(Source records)
— begin —

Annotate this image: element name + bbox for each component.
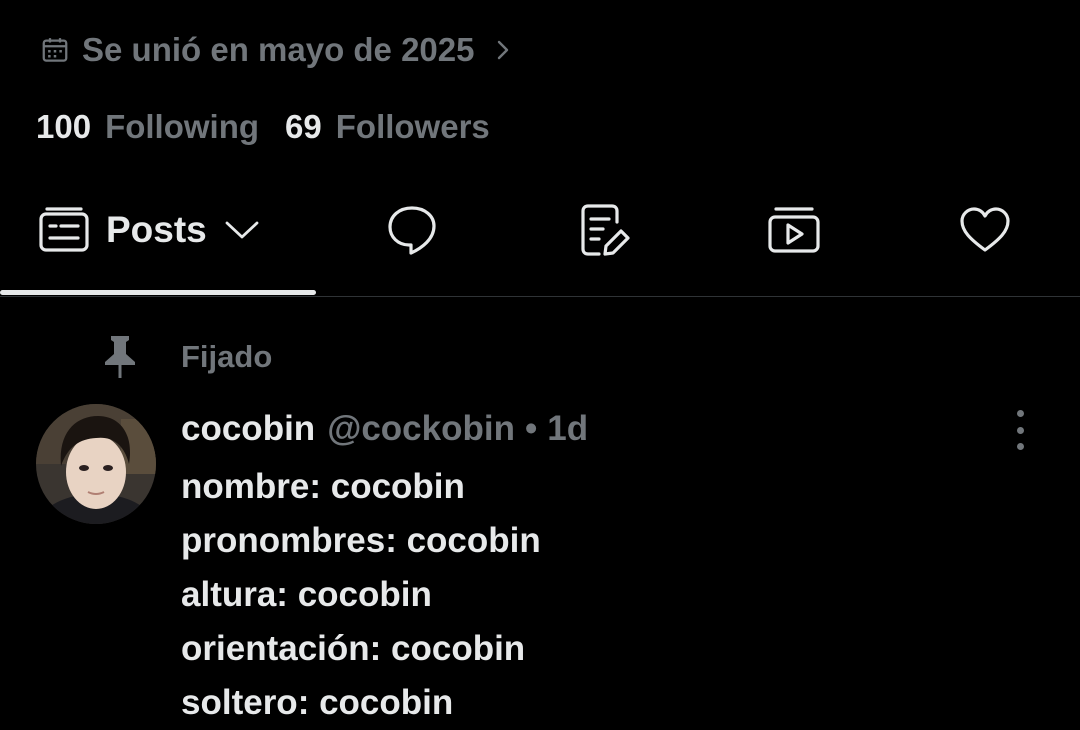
pinned-indicator: Fijado [100,334,272,380]
tab-posts-label: Posts [106,209,207,250]
post-header: cocobin @cockobin • 1d [181,404,588,454]
articles-icon [581,204,630,256]
post-line: orientación: cocobin [181,629,526,668]
following-label: Following [105,108,260,145]
post-line: pronombres: cocobin [181,521,541,560]
author-name[interactable]: cocobin [181,409,315,449]
avatar-image [36,404,156,524]
post-line: altura: cocobin [181,575,432,614]
following-count: 100 [36,108,92,145]
chevron-down-icon[interactable] [225,220,259,240]
tab-articles[interactable] [564,190,644,270]
replies-icon [388,206,436,255]
author-handle[interactable]: @cockobin [327,409,515,449]
active-tab-indicator [0,290,316,295]
post-time[interactable]: 1d [547,409,588,449]
following-link[interactable]: 100 Following [36,108,259,146]
calendar-icon [42,38,68,62]
avatar[interactable] [36,404,156,524]
post-line: nombre: cocobin [181,467,465,506]
posts-icon [39,207,89,252]
tab-posts[interactable]: Posts [38,190,278,270]
media-icon [768,207,820,253]
pinned-label: Fijado [181,339,273,374]
header-separator: • [524,409,538,448]
tab-replies[interactable] [372,190,452,270]
follow-counts: 100 Following 69 Followers [36,108,490,146]
followers-label: Followers [335,108,490,145]
followers-count: 69 [285,108,322,145]
joined-date-row[interactable]: Se unió en mayo de 2025 [40,28,513,72]
chevron-right-icon [497,40,508,60]
followers-link[interactable]: 69 Followers [285,108,490,146]
post-line: soltero: cocobin [181,683,454,722]
tab-media[interactable] [754,190,834,270]
pin-icon [105,336,135,378]
more-options-icon[interactable] [1004,408,1036,452]
joined-date-text: Se unió en mayo de 2025 [82,31,475,68]
heart-icon [960,207,1010,252]
post-text: nombre: cocobin pronombres: cocobin altu… [181,460,1041,730]
profile-tabs: Posts [0,190,1080,297]
tab-likes[interactable] [945,190,1025,270]
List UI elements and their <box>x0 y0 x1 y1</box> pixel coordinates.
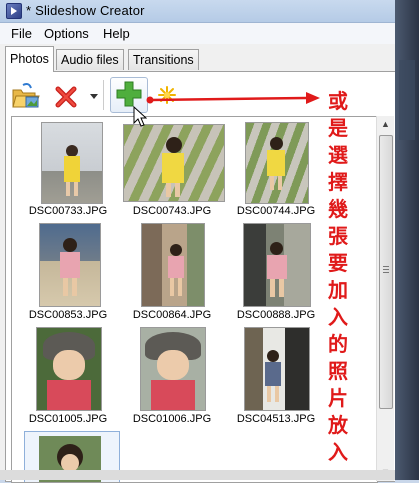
annotation-char: 幾 <box>328 197 348 221</box>
tab-photos[interactable]: Photos <box>5 46 54 72</box>
mouse-cursor-icon <box>133 106 147 127</box>
annotation-char: 的 <box>328 332 348 356</box>
annotation-char: 擇 <box>328 170 348 194</box>
annotation-arrow <box>146 92 320 104</box>
annotation-char: 照 <box>328 359 348 383</box>
annotation-char: 入 <box>328 305 348 329</box>
annotation-text: 或是選擇幾張要加入的照片放入 <box>323 88 353 466</box>
annotation-char: 放 <box>328 413 348 437</box>
annotation-char: 是 <box>328 116 348 140</box>
annotation-char: 張 <box>328 224 348 248</box>
annotation-char: 或 <box>328 89 348 113</box>
annotation-char: 要 <box>328 251 348 275</box>
annotation-char: 加 <box>328 278 348 302</box>
annotation-char: 選 <box>328 143 348 167</box>
annotation-char: 入 <box>328 440 348 464</box>
annotation-char: 片 <box>328 386 348 410</box>
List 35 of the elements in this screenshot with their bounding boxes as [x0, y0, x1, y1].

— end —

> [SHORT PROBLEM] Output the lines of the data above as a numbered list, skipping blank lines and leaving out the pictures.

> [OUTPUT OF THE TASK]
1. Annotate this image: element name + bbox for each component.
2. pinned-indicator: Fijado [100,334,272,380]
3. tab-posts-label: Posts [106,209,207,250]
4. post-header: cocobin @cockobin • 1d [181,404,588,454]
5. articles-icon [581,204,630,256]
6. post-line: orientación: cocobin [181,629,526,668]
7. following-label: Following [105,108,260,145]
8. post-line: pronombres: cocobin [181,521,541,560]
9. author-name[interactable]: cocobin [181,409,315,449]
10. avatar-image [36,404,156,524]
11. post-line: altura: cocobin [181,575,432,614]
12. following-count: 100 [36,108,92,145]
13. chevron-down-icon[interactable] [225,220,259,240]
14. tab-articles[interactable] [564,190,644,270]
15. replies-icon [388,206,436,255]
16. author-handle[interactable]: @cockobin [327,409,515,449]
17. active-tab-indicator [0,290,316,295]
18. post-time[interactable]: 1d [547,409,588,449]
19. following-link[interactable]: 100 Following [36,108,259,146]
20. calendar-icon [42,38,68,62]
21. avatar[interactable] [36,404,156,524]
22. post-line: nombre: cocobin [181,467,465,506]
23. posts-icon [39,207,89,252]
24. tab-posts[interactable]: Posts [38,190,278,270]
25. media-icon [768,207,820,253]
26. pinned-label: Fijado [181,339,273,374]
27. header-separator: • [524,409,538,448]
28. tab-replies[interactable] [372,190,452,270]
29. follow-counts: 100 Following 69 Followers [36,108,490,146]
30. followers-label: Followers [335,108,490,145]
31. followers-count: 69 [285,108,322,145]
32. joined-date-row[interactable]: Se unió en mayo de 2025 [40,28,513,72]
33. chevron-right-icon [497,40,508,60]
34. followers-link[interactable]: 69 Followers [285,108,490,146]
35. post-line: soltero: cocobin [181,683,454,722]
36. tab-media[interactable] [754,190,834,270]
37. pin-icon [105,336,135,378]
38. more-options-icon[interactable] [1004,408,1036,452]
39. joined-date-text: Se unió en mayo de 2025 [82,31,475,68]
40. heart-icon [960,207,1010,252]
41. post-text: nombre: cocobin pronombres: cocobin altu… [181,460,1041,730]
42. profile-tabs: Posts [0,190,1080,297]
43. tab-likes[interactable] [945,190,1025,270]
44. List UI elements and their <box>x0 y0 x1 y1</box> pixel coordinates.
45. annotation-char: 幾 <box>328 197 348 221</box>
46. tab-photos[interactable]: Photos <box>5 46 54 72</box>
47. mouse-cursor-icon <box>133 106 147 127</box>
48. annotation-char: 的 <box>328 332 348 356</box>
49. annotation-char: 擇 <box>328 170 348 194</box>
50. annotation-arrow <box>146 92 320 104</box>
51. annotation-char: 照 <box>328 359 348 383</box>
52. annotation-char: 入 <box>328 305 348 329</box>
53. annotation-text: 或是選擇幾張要加入的照片放入 <box>323 88 353 466</box>
54. annotation-char: 放 <box>328 413 348 437</box>
55. annotation-char: 是 <box>328 116 348 140</box>
56. annotation-char: 張 <box>328 224 348 248</box>
57. annotation-char: 或 <box>328 89 348 113</box>
58. annotation-char: 要 <box>328 251 348 275</box>
59. annotation-char: 加 <box>328 278 348 302</box>
60. annotation-char: 選 <box>328 143 348 167</box>
61. annotation-char: 入 <box>328 440 348 464</box>
62. annotation-char: 片 <box>328 386 348 410</box>
63. List 35 of the elements in this screenshot with their bounding boxes as [x0, y0, x1, y1].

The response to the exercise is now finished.